Extract provided:
--- START ---
I understand your script in that way:

Code: Select all

<?php
 
$connection = @mysql_connect($host, $user, $pass) or die ("Unable to connect to database"); 
mysql_select_db($db) or die ("Unable to select database: $db "); 
$query = "SELECT DISTINCT cal_group_id 
FROM cal_user_group 
WHERE cal_user_id = '$cal_user_id'";
I the script above you're quering a cal_group_id which is probably ONE value, cause I think the one user which ID is in $cal_user_id has only ONE cal_group_id, yes :?:
So why do you think is an array, and making a while loop :?:

Code: Select all

$result = mysql_query ($query); 
        while ($r = mysql_fetch_array($result)) { 
$cal_group_id = $r['cal_group_id']; 
        }

Then you don't need to connect to database one more time, what for :?:

Code: Select all

/*                    
$connection = @mysql_connect($host, $user, $pass) or die ("Unable to connect to database"); 
mysql_select_db($db) or die ("Unable to select database: $db "); 
*/

Code: Select all

$query = "SELECT DISTINCT cal_user_id 
FROM cal_user_group 
WHERE cal_group_id IN ($cal_group_id)";
Then you're quering a cal_user_id (without duplicates) from cal_user_group table where the group ID is IN the list of values in $cal_group_id - which as we know is porbably one value.
--- END ---
Data:
--- START ---
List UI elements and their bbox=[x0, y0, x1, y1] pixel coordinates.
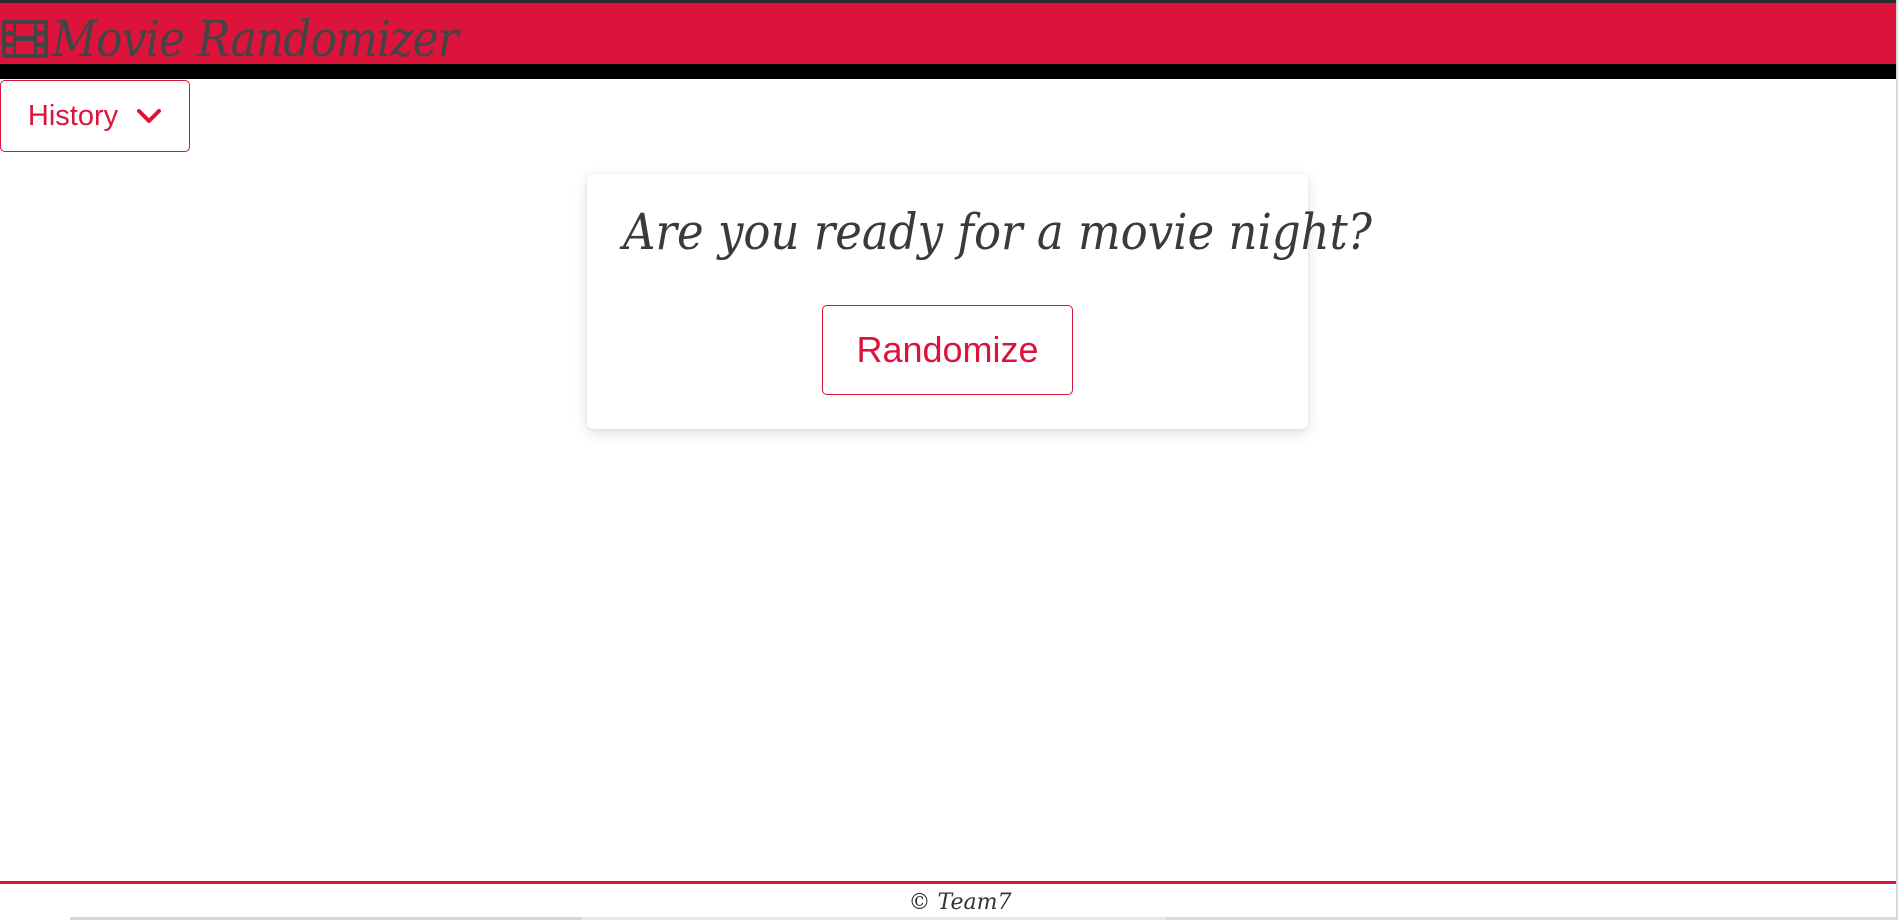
app-title: Movie Randomizer bbox=[52, 10, 459, 68]
chevron-down-icon bbox=[137, 109, 162, 123]
header-underline bbox=[0, 64, 1896, 79]
footer-copyright: © Team7 bbox=[908, 890, 1012, 915]
randomizer-card: Are you ready for a movie night? Randomi… bbox=[587, 174, 1372, 429]
header-bar: Movie Randomizer bbox=[0, 3, 1896, 64]
history-dropdown-button[interactable]: History bbox=[0, 80, 190, 152]
page: Movie Randomizer History Are you ready f… bbox=[0, 0, 1898, 920]
card-heading: Are you ready for a movie night? bbox=[623, 203, 1372, 261]
footer-divider bbox=[0, 881, 1896, 884]
randomize-button[interactable]: Randomize bbox=[822, 305, 1073, 395]
brand[interactable]: Movie Randomizer bbox=[0, 9, 513, 69]
film-icon bbox=[2, 20, 48, 58]
history-label: History bbox=[27, 99, 119, 132]
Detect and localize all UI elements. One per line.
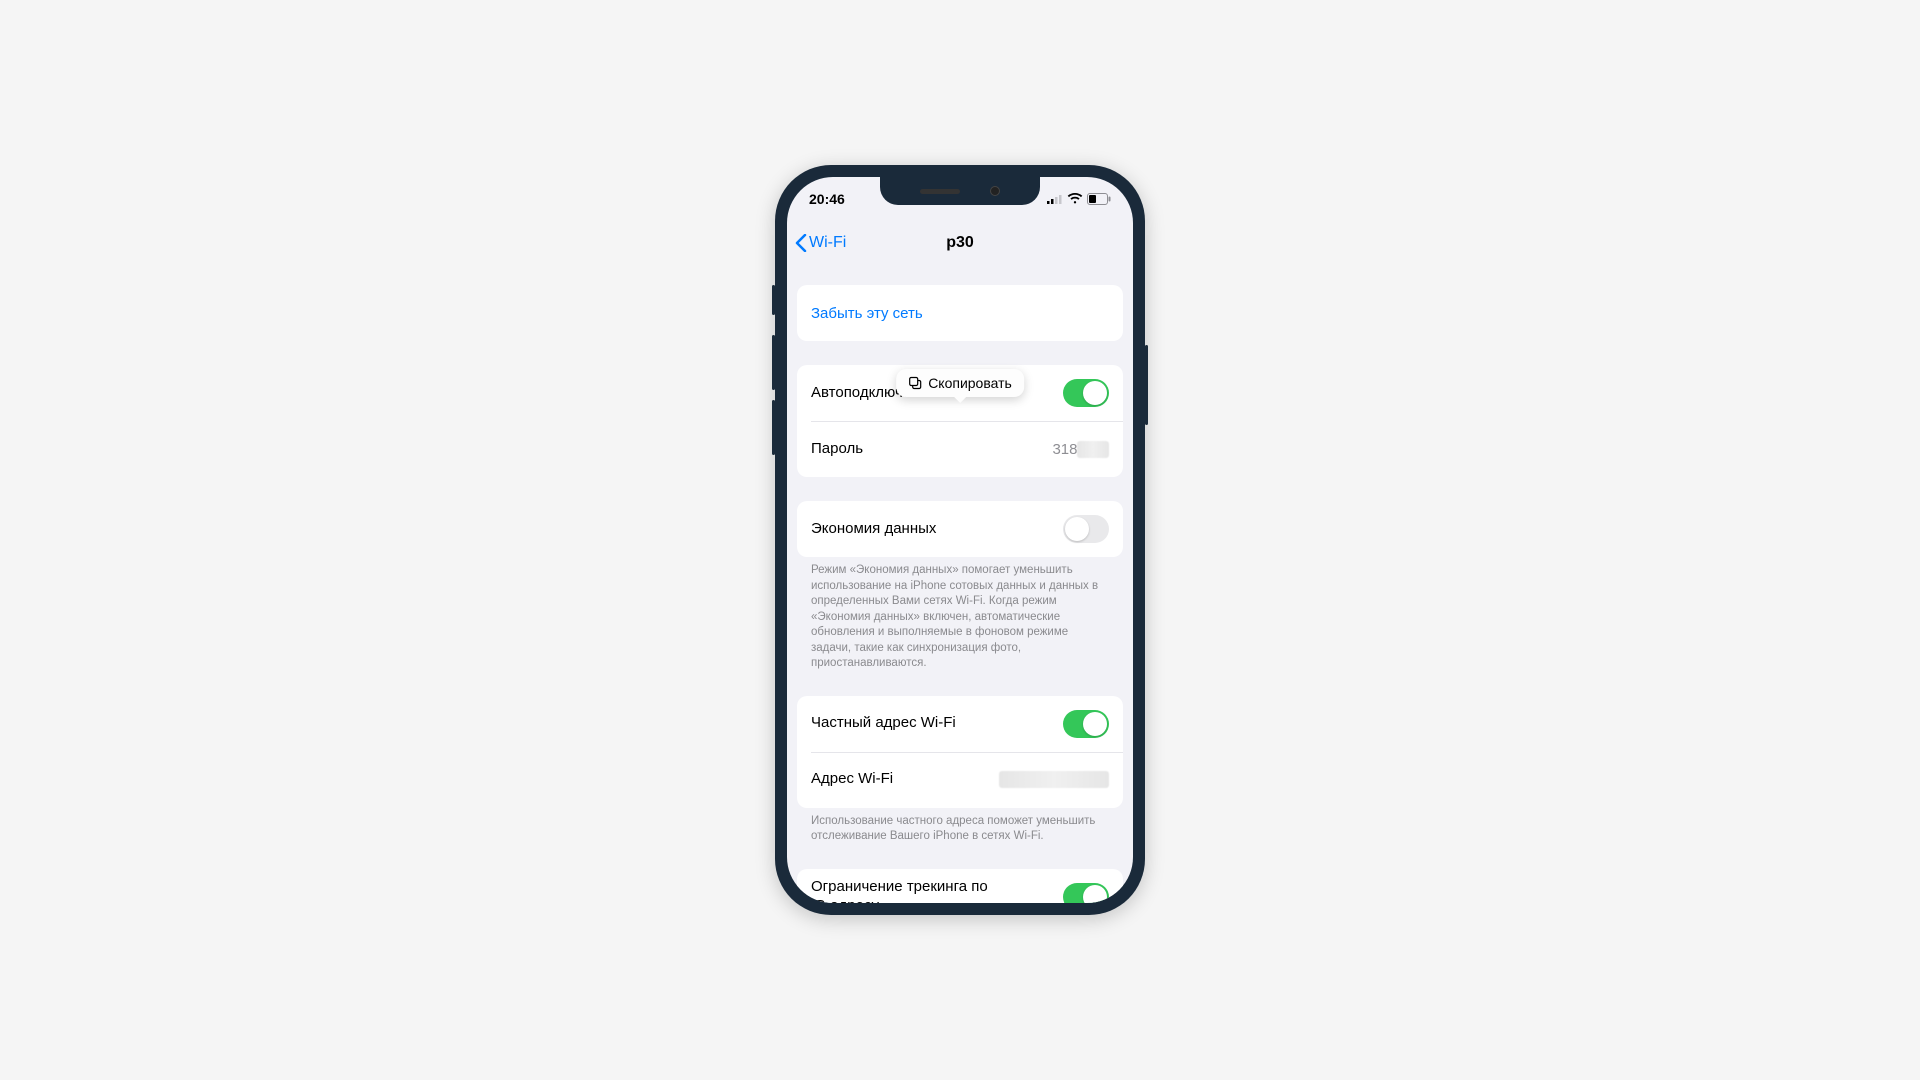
limit-tracking-row[interactable]: Ограничение трекинга по IP-адресу [797, 869, 1123, 903]
password-row[interactable]: Пароль 318•••••• [797, 421, 1123, 477]
side-button [772, 335, 775, 390]
side-button [772, 400, 775, 455]
side-button [1145, 345, 1148, 425]
low-data-label: Экономия данных [811, 520, 936, 539]
nav-bar: Wi-Fi p30 [787, 221, 1133, 265]
phone-frame: 20:46 Wi-Fi p30 [775, 165, 1145, 915]
auto-join-toggle[interactable] [1063, 379, 1109, 407]
wifi-mac-value: ██:██:██:██:██ [999, 771, 1109, 788]
private-address-toggle[interactable] [1063, 710, 1109, 738]
private-address-note: Использование частного адреса поможет ум… [797, 808, 1123, 845]
phone-screen: 20:46 Wi-Fi p30 [787, 177, 1133, 903]
side-button [772, 285, 775, 315]
password-label: Пароль [811, 440, 863, 459]
private-address-row[interactable]: Частный адрес Wi-Fi [797, 696, 1123, 752]
wifi-mac-label: Адрес Wi-Fi [811, 770, 893, 789]
low-data-row[interactable]: Экономия данных [797, 501, 1123, 557]
wifi-icon [1067, 193, 1083, 205]
low-data-toggle[interactable] [1063, 515, 1109, 543]
cellular-icon [1047, 194, 1063, 204]
private-address-group: Частный адрес Wi-Fi Адрес Wi-Fi ██:██:██… [797, 696, 1123, 808]
limit-tracking-label: Ограничение трекинга по IP-адресу [811, 878, 1011, 903]
back-button[interactable]: Wi-Fi [795, 234, 846, 252]
back-label: Wi-Fi [809, 234, 846, 252]
wifi-mac-row[interactable]: Адрес Wi-Fi ██:██:██:██:██ [797, 752, 1123, 808]
notch [880, 177, 1040, 205]
limit-tracking-toggle[interactable] [1063, 883, 1109, 903]
status-time: 20:46 [809, 191, 845, 207]
forget-network-button[interactable]: Забыть эту сеть [797, 285, 1123, 341]
chevron-left-icon [795, 234, 807, 252]
private-address-label: Частный адрес Wi-Fi [811, 714, 956, 733]
low-data-note: Режим «Экономия данных» помогает уменьши… [797, 557, 1123, 672]
forget-network-label: Забыть эту сеть [811, 305, 923, 322]
low-data-group: Экономия данных [797, 501, 1123, 557]
copy-label: Скопировать [928, 375, 1012, 391]
copy-popover[interactable]: Скопировать [896, 369, 1024, 397]
copy-icon [908, 376, 922, 390]
password-value: 318•••••• [1052, 441, 1109, 458]
battery-icon [1087, 193, 1111, 205]
limit-tracking-group: Ограничение трекинга по IP-адресу [797, 869, 1123, 903]
forget-group: Забыть эту сеть [797, 285, 1123, 341]
settings-content[interactable]: Забыть эту сеть Автоподключение Пароль 3… [787, 265, 1133, 903]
--- END ---
Tasks to carry out:
(a) In the forum reply about the PHP database script, which table do both queries select from?
(b) Resume the forum reply about the PHP database script, continuing after its last sentence.
The records are separate material from the forum reply about the PHP database script.

Expected results:
(a) cal_user_group

(b)
So you get the result of users with the same group ID, right :?: And want to put them into a table $cal_group_user_id

Code: Select all

$result = mysql_query ($query); 
       $i =0;
        while ($r = mysql_fetch_array($result)) { 
      //  $cal_group_user_id = $r['cal_user_id'] ; - it's wrong, it should be
        $cal_goup_user_id[$i++] = $r['cal_user_id'];

        }

Code: Select all

/* 
$connection = @mysql_connect($host, $user, $pass) or die ("Unable to connect to database"); 
mysql_select_db($db) or die ("Unable to select database: $db "); 
*/
Next, you choose the users, their ID, forneme na surname from users where their ID is IN the list of values which are in the $cal_group_user_id. So here you need my script which should work correctly, if $cal_group_user_id is an array.

Code: Select all

$query = "SELECT DISTINCT user_id, forename, surname 
FROM users 
WHERE user_id IN ($cal_group_user_id)";
and then you put in on the screen:

Code: Select all

$result = mysql_query ($query); 
        while ($r = mysql_fetch_array($result)) { 
        echo "<option value="$r['user_id']">$r[forename] $r[surname]</option>"; 
        }                           
      
?>
If I'm wrong please write the table definition or something more. It would be easier for me to help you then.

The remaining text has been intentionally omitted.